__Problem description__. Look for the string "object" in every line, and copy each line that has it.

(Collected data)
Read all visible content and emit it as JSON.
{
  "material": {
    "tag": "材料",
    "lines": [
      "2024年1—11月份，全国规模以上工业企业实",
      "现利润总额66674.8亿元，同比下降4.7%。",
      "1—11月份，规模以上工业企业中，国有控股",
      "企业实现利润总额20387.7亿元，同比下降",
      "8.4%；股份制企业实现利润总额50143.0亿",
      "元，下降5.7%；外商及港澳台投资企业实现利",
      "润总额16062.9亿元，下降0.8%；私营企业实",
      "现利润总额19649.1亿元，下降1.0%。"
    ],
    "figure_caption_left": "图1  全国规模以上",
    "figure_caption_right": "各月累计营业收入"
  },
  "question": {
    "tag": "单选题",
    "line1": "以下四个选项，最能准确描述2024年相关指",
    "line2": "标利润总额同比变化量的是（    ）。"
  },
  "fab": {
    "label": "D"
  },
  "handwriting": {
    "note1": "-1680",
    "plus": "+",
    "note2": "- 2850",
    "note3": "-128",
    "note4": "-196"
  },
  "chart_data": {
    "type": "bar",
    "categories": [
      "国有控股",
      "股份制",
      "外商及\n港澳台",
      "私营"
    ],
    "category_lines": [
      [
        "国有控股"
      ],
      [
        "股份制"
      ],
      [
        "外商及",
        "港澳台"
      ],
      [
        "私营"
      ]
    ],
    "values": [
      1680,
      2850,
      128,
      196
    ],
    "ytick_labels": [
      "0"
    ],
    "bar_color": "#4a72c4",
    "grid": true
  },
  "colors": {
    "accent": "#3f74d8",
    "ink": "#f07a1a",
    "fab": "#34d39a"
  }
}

---

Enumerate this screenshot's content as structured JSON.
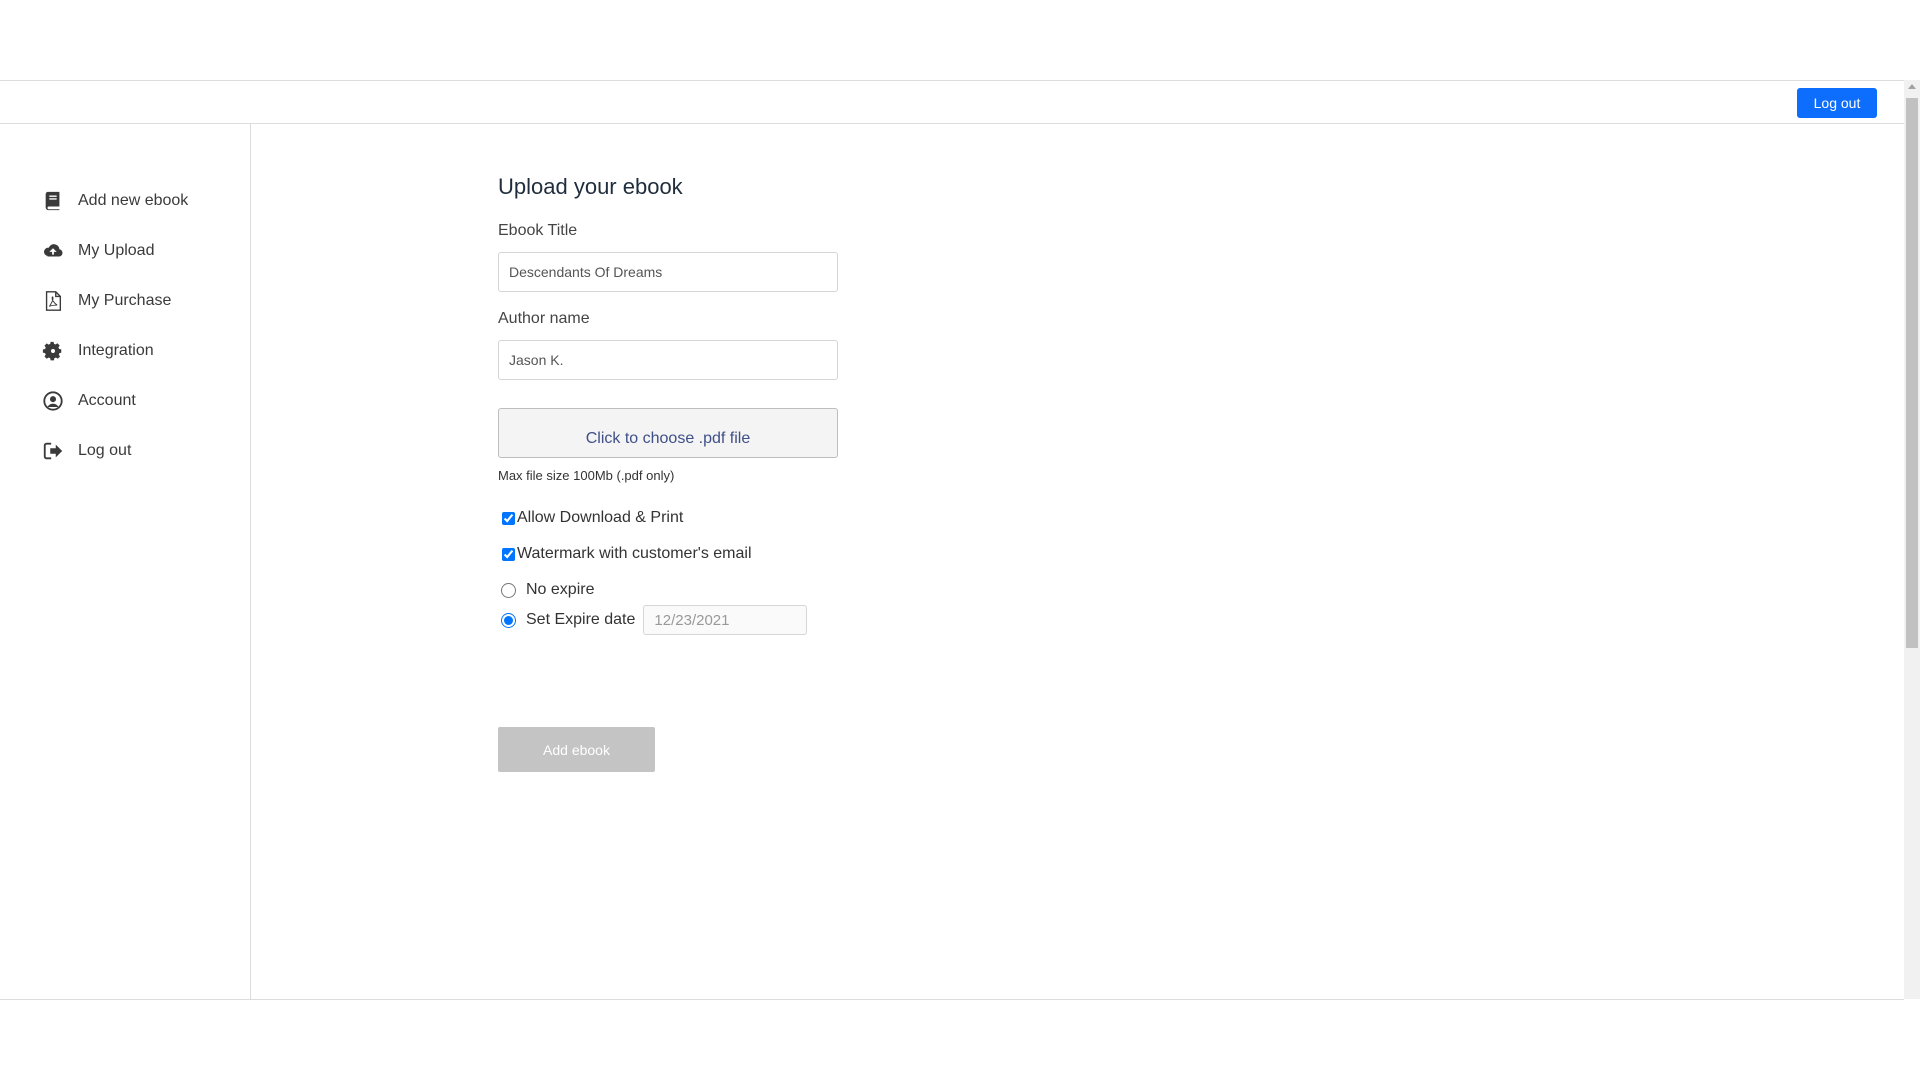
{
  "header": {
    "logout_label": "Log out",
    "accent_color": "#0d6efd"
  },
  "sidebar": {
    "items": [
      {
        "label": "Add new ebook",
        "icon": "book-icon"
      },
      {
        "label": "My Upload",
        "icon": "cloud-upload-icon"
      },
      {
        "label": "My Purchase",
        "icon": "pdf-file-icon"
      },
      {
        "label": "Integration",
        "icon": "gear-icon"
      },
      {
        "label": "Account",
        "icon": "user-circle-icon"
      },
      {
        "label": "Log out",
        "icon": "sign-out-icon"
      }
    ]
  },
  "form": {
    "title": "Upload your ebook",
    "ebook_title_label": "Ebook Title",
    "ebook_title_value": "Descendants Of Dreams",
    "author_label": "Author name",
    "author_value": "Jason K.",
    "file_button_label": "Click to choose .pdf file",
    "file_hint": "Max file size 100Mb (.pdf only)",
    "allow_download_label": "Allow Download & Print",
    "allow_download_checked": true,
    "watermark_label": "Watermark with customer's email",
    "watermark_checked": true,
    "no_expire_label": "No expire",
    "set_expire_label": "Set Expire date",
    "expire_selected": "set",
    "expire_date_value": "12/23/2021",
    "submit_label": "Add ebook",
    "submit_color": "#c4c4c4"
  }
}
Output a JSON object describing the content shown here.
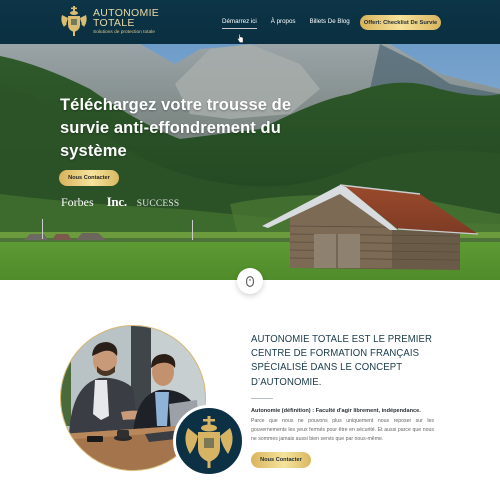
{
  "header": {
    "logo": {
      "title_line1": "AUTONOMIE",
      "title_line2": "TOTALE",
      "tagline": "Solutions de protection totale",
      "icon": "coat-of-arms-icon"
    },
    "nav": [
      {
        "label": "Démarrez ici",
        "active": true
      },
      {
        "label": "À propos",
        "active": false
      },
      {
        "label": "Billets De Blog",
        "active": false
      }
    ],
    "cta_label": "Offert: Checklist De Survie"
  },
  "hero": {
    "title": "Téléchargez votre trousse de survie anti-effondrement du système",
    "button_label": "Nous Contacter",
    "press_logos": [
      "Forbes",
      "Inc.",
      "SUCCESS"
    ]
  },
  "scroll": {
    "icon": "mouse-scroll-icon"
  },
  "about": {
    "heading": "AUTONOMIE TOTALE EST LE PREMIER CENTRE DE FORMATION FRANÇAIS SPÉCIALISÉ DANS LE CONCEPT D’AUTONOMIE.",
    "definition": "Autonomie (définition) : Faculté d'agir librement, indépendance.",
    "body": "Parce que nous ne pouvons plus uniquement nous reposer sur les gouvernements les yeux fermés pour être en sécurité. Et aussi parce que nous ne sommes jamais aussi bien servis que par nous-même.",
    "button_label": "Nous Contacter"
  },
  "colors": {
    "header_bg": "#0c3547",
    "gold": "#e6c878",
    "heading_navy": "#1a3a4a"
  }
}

==

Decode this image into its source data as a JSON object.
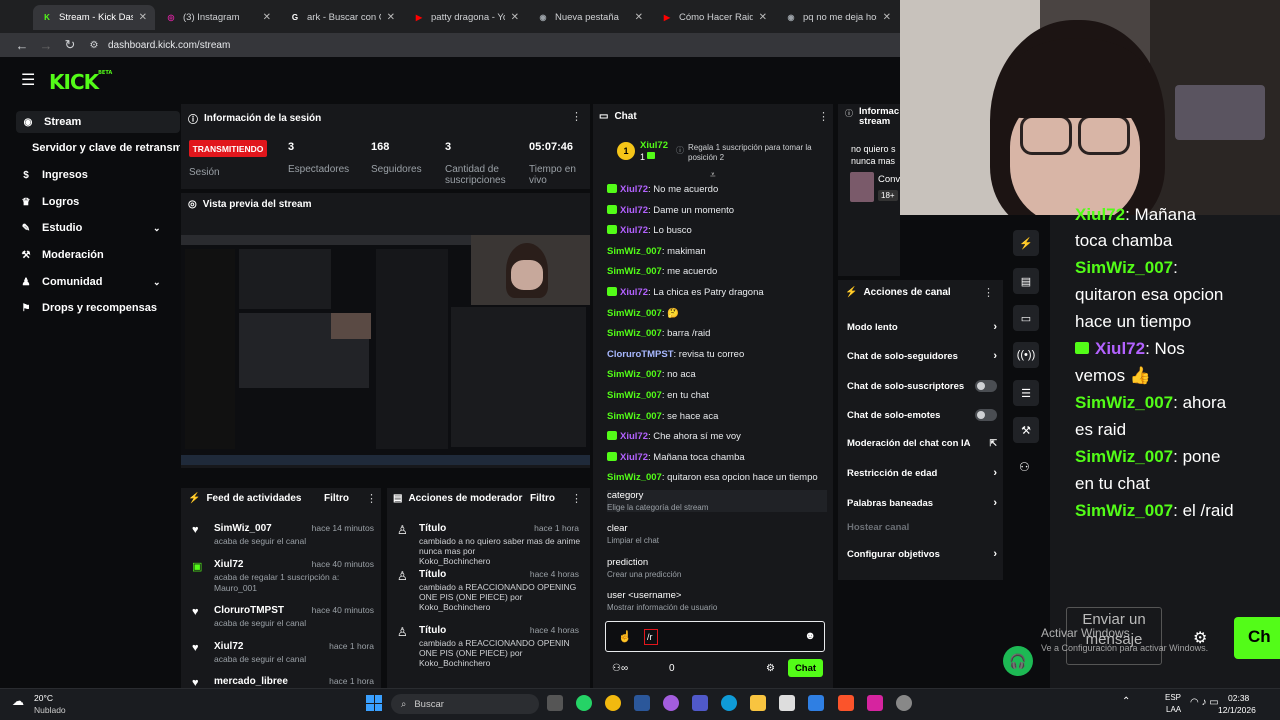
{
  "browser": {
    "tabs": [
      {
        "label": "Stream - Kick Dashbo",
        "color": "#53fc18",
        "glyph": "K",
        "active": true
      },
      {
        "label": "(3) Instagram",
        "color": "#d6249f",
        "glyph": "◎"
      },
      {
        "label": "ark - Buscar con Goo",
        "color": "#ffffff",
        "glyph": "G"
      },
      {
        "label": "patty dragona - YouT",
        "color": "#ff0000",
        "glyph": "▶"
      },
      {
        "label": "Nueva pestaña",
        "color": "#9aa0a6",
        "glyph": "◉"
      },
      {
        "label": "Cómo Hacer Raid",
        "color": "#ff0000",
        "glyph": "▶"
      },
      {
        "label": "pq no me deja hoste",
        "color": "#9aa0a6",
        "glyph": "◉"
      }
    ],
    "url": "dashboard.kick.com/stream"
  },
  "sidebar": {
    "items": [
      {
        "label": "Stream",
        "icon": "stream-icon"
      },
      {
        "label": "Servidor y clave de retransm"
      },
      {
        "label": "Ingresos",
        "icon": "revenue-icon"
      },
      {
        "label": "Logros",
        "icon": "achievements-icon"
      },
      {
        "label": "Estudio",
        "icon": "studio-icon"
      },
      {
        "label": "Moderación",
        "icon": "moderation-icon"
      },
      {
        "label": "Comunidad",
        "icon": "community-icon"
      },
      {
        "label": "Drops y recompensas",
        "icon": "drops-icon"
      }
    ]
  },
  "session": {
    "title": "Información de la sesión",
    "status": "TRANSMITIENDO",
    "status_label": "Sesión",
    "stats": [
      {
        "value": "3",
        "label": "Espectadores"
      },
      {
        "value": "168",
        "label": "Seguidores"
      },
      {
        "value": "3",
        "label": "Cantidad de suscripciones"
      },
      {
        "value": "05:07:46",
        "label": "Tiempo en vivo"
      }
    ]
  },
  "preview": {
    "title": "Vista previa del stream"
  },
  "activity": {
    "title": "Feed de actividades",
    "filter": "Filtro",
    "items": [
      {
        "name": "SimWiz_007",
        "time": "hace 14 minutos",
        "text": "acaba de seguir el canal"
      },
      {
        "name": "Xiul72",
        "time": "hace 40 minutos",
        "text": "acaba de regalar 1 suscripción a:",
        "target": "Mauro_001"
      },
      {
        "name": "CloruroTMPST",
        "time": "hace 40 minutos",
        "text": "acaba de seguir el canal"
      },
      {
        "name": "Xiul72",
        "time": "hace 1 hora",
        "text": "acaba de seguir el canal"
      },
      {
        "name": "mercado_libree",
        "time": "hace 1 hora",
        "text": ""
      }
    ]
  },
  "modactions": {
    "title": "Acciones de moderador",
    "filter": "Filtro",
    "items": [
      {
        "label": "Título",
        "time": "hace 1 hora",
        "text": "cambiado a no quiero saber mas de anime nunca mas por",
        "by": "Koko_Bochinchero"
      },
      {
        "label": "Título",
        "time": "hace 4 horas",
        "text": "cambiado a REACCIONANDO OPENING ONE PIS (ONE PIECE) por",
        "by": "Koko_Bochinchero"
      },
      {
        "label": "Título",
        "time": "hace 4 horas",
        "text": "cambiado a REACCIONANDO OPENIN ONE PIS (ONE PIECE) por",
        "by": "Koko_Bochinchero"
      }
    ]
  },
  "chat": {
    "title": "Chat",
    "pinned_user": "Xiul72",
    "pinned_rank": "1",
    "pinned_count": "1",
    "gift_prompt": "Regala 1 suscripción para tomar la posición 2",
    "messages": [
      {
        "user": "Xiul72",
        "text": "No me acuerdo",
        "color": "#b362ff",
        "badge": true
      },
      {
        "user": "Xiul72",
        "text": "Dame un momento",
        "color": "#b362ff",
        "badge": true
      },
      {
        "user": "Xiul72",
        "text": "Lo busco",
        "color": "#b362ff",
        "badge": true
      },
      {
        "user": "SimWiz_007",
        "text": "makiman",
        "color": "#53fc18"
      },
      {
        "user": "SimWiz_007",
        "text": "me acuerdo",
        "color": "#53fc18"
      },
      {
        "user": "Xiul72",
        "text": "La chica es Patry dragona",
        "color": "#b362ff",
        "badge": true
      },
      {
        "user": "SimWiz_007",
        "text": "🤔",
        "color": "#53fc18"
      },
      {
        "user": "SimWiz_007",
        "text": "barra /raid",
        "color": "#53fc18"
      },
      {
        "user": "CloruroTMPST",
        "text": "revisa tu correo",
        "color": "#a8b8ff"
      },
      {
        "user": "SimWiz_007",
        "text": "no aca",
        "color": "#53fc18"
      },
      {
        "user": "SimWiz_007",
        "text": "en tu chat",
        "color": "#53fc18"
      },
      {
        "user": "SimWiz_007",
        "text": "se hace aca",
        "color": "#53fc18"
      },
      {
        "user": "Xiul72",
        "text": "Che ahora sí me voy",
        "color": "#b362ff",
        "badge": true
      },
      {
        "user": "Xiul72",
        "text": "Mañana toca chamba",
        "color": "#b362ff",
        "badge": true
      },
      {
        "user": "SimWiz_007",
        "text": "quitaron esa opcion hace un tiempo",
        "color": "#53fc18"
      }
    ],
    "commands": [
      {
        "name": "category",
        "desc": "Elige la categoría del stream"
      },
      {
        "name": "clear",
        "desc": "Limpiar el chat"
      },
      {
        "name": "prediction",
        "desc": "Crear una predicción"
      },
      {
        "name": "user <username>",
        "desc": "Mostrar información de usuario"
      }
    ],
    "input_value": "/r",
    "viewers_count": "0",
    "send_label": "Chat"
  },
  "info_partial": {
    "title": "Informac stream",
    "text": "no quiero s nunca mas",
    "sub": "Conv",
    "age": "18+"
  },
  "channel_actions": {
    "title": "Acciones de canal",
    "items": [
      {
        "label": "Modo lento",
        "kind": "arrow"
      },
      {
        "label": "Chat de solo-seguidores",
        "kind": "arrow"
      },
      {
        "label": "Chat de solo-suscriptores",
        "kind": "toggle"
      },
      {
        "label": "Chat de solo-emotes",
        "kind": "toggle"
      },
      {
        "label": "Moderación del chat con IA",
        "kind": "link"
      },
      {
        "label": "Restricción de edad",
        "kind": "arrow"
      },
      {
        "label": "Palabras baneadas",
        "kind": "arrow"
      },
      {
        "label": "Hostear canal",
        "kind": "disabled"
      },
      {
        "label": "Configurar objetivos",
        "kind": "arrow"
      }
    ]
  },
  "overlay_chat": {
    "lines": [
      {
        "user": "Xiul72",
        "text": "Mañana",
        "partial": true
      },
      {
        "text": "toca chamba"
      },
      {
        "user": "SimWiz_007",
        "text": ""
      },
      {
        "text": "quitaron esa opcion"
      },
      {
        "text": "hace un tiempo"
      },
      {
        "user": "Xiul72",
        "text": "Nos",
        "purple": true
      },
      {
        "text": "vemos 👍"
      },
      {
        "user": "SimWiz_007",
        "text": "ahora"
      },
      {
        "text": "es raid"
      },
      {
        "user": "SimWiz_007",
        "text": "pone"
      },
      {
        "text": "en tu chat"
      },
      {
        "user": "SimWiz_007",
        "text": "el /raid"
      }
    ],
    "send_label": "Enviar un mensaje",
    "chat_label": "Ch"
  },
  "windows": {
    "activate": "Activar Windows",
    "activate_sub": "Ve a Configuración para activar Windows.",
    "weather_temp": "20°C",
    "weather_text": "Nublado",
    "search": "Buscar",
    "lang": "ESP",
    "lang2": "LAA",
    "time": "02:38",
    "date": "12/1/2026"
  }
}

__Answer to the task__.
Output a JSON object describing the content shown here.
Decode this image into its source data as a JSON object.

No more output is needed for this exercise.